— start Record set —

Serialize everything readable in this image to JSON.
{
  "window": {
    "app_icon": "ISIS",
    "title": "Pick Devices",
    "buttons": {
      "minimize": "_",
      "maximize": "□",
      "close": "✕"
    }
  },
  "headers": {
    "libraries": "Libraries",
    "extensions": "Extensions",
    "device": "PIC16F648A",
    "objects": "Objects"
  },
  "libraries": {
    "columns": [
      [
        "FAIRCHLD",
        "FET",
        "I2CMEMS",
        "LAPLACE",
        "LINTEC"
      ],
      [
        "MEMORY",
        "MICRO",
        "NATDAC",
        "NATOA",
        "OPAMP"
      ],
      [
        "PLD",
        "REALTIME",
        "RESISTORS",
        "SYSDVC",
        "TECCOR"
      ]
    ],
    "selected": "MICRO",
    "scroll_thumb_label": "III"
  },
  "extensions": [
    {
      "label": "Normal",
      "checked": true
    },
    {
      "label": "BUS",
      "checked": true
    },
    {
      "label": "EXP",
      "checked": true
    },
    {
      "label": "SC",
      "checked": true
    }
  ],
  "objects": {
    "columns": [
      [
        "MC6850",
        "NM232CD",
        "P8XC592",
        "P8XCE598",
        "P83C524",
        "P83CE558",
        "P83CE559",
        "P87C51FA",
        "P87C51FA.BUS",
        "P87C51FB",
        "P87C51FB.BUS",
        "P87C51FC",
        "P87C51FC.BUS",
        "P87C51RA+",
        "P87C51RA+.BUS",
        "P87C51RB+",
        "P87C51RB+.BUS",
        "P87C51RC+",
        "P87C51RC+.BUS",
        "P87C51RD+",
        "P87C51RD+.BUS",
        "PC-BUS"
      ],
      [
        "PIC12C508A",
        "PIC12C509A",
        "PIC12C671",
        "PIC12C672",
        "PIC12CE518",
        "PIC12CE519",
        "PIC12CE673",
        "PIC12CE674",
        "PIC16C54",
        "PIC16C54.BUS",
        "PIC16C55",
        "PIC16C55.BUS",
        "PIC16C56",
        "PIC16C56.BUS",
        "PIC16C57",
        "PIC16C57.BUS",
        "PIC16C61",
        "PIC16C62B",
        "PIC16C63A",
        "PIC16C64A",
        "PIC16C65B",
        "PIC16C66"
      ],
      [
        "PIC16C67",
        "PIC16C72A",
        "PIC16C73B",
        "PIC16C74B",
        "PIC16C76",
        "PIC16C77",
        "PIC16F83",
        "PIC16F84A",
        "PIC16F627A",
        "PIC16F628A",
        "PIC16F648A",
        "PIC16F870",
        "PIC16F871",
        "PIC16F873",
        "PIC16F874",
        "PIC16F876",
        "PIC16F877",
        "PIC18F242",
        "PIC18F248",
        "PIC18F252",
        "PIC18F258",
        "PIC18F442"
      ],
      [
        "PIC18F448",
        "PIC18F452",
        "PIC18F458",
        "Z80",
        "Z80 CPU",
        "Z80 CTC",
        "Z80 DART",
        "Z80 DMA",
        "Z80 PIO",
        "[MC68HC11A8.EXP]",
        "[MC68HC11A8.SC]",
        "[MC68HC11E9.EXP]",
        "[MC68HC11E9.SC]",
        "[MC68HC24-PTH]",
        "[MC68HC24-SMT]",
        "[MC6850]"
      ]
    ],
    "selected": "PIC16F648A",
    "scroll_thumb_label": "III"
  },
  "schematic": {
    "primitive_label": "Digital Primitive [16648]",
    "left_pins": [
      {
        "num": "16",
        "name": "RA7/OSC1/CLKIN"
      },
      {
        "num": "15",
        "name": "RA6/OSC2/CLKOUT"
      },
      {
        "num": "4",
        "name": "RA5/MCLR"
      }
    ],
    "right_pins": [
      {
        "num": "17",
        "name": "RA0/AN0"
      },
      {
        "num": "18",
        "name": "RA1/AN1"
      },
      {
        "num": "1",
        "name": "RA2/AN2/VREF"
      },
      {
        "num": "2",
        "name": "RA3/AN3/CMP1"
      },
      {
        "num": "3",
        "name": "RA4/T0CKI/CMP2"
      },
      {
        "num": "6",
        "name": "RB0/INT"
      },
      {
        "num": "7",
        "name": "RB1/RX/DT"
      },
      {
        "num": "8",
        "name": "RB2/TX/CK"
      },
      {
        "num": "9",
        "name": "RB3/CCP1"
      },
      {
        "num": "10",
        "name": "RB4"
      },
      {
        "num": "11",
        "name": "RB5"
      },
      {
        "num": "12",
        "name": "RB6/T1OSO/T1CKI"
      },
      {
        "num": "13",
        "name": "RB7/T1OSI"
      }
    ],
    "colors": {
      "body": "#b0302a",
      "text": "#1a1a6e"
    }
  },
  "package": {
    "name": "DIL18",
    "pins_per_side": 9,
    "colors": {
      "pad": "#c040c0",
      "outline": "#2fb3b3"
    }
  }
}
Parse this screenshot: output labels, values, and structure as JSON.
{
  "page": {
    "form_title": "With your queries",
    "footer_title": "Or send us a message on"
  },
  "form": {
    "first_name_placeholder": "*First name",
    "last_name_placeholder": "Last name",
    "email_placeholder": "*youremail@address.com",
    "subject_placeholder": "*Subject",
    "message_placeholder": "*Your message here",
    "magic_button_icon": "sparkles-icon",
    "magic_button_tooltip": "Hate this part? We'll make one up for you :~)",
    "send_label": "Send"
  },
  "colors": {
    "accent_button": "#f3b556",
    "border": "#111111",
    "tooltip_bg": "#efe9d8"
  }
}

— end Record set —

Scan the records above for the string "JSON", then select every line that holds it.

**Written answer**
Serialize everything readable in this image to JSON.
Parse this screenshot: output labels, values, and structure as JSON.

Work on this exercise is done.